■ **PROVIDED RECORDS**:
%%
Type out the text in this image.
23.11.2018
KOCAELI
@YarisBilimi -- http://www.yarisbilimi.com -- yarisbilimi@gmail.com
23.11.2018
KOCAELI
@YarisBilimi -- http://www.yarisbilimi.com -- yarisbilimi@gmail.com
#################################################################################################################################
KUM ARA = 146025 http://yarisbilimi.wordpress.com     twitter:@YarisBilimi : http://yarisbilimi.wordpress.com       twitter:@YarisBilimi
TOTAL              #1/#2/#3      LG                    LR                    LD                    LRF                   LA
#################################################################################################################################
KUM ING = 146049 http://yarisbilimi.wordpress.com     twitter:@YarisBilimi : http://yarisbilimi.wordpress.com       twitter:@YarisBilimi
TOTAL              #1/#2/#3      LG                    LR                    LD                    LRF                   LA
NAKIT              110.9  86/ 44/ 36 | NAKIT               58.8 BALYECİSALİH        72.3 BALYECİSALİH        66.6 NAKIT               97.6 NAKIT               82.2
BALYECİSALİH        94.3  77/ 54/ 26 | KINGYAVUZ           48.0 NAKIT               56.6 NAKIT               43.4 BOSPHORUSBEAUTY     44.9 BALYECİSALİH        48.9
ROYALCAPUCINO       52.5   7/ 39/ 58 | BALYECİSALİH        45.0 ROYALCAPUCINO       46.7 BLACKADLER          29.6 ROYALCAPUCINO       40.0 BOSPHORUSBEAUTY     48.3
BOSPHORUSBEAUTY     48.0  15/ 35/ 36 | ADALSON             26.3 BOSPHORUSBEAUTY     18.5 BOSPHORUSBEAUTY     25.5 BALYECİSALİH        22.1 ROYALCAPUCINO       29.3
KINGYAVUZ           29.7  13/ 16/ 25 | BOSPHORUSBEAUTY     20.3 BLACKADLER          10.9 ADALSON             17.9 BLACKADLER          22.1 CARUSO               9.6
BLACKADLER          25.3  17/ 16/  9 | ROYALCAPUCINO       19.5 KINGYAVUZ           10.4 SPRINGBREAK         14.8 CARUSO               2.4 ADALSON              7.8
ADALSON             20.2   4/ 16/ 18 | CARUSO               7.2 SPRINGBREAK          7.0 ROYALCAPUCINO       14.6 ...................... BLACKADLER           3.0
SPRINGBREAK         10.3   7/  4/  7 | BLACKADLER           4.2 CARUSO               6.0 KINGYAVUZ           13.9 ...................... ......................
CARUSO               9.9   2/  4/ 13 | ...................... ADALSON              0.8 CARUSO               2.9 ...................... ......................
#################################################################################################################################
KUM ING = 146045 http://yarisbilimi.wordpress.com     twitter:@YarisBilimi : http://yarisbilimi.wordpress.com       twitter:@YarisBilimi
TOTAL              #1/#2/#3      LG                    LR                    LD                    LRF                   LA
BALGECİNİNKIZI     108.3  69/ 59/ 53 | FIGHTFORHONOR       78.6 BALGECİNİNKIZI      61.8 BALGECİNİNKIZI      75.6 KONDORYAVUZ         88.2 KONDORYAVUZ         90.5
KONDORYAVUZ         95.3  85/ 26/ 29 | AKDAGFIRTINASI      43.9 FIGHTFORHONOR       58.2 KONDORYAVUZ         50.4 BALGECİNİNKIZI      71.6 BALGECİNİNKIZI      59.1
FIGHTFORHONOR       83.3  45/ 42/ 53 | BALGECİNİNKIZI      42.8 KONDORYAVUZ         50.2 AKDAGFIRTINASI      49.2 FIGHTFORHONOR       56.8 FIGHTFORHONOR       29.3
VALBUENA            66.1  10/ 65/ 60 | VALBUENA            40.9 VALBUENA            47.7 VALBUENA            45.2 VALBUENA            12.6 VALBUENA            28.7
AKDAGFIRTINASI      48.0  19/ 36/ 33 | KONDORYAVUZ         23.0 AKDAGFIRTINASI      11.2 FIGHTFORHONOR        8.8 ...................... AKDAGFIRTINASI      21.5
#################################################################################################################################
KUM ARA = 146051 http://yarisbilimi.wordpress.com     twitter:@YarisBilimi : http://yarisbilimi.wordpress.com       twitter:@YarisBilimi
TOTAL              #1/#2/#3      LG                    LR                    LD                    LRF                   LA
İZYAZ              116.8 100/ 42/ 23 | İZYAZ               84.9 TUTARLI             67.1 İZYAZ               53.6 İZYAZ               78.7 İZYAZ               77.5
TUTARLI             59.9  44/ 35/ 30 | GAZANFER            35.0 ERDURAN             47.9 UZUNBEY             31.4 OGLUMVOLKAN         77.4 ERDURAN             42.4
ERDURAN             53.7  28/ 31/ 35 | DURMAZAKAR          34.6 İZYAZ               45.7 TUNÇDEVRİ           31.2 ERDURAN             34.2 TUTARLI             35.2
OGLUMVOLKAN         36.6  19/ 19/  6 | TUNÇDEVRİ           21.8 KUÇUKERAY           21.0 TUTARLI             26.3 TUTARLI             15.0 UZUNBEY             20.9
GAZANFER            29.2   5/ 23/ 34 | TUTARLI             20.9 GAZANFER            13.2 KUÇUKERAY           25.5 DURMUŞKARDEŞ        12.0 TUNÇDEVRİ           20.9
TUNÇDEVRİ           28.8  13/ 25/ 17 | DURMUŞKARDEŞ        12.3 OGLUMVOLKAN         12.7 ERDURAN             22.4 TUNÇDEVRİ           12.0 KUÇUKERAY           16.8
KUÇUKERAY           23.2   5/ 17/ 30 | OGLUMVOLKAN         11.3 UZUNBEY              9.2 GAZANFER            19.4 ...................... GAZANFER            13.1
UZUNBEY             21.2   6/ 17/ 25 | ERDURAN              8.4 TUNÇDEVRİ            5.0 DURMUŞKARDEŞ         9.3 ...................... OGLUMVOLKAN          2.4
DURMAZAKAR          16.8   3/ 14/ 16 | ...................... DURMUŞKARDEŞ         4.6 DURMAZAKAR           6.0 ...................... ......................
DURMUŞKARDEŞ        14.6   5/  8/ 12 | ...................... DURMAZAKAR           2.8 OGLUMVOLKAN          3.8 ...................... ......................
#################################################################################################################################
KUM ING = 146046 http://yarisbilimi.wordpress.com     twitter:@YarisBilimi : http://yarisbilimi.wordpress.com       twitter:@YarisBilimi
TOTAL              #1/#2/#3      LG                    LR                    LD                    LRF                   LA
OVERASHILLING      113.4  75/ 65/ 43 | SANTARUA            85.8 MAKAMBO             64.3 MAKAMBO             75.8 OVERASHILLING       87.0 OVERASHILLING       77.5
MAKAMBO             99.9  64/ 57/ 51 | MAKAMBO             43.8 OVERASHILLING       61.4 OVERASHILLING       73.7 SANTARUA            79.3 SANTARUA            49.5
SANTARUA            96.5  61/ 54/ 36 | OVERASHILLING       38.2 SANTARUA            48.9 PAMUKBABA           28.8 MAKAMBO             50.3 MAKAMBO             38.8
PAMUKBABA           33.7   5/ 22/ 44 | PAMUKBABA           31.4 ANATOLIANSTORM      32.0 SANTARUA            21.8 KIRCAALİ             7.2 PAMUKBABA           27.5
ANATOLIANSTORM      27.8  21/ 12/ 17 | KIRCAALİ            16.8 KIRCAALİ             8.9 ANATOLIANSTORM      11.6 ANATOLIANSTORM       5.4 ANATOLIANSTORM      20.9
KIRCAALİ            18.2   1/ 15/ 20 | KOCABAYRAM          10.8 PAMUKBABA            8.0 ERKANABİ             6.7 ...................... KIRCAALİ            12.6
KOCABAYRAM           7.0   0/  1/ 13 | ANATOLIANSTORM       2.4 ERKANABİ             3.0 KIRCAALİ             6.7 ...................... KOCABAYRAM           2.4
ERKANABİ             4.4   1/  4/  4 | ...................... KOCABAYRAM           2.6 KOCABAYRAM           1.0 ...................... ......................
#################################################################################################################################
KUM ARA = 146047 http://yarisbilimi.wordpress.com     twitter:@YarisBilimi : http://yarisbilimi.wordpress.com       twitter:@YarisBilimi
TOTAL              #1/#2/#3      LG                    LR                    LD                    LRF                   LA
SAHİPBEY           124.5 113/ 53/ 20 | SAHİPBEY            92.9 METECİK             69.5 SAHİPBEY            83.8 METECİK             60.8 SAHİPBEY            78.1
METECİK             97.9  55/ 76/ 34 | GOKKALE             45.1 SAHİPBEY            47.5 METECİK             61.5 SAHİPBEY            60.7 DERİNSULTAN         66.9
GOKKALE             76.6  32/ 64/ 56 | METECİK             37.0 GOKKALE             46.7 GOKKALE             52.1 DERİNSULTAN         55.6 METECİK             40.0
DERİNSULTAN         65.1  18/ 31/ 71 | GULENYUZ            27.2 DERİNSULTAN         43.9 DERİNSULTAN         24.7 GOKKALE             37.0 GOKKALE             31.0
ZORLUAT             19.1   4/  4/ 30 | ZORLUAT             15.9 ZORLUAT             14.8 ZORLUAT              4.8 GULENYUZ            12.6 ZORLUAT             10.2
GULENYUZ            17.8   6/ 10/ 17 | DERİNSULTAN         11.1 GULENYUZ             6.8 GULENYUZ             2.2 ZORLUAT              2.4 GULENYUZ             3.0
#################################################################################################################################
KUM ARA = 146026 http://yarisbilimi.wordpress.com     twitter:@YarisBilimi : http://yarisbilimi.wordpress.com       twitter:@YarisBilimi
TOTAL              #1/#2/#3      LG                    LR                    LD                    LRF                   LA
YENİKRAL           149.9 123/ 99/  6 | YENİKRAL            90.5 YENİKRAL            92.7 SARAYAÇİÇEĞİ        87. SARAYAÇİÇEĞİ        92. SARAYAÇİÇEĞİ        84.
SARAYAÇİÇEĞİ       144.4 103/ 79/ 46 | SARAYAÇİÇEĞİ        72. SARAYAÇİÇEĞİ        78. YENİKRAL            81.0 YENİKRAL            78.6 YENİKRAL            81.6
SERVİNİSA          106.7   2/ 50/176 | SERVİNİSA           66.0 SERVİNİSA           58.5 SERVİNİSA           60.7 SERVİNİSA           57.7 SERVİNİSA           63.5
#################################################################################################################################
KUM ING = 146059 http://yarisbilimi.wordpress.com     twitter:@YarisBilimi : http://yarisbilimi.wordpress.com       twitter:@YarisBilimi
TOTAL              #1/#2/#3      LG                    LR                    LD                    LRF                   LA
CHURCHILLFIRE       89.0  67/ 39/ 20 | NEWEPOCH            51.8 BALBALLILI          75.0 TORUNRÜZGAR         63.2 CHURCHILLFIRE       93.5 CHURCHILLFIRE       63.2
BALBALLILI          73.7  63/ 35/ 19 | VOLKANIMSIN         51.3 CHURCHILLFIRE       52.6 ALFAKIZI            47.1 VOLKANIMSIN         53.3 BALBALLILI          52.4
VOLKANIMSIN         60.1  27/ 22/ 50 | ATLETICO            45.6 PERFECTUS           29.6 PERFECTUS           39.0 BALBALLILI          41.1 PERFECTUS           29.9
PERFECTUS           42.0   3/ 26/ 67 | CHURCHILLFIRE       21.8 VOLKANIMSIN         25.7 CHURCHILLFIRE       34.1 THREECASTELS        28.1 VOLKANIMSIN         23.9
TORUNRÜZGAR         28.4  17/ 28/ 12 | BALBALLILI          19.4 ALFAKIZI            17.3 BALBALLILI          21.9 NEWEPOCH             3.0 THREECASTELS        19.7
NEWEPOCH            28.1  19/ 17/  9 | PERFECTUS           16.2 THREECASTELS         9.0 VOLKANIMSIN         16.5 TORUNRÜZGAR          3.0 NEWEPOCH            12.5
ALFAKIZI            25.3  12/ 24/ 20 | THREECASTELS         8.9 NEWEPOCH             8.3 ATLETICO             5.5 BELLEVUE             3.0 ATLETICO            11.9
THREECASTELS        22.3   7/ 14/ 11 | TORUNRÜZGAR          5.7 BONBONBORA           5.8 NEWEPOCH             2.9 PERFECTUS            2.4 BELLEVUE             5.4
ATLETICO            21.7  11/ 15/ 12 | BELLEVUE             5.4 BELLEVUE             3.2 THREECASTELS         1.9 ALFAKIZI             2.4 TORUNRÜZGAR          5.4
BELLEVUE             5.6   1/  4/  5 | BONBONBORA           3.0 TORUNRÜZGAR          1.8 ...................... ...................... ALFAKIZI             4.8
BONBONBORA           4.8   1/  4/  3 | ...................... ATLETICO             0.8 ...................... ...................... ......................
%%
■ **GOAL OF THE EXERCISE**: Report the count of lines in the entries that contain the string "SPRINGBREAK", and nothing besides it.

■ **FINAL RESULT**: 3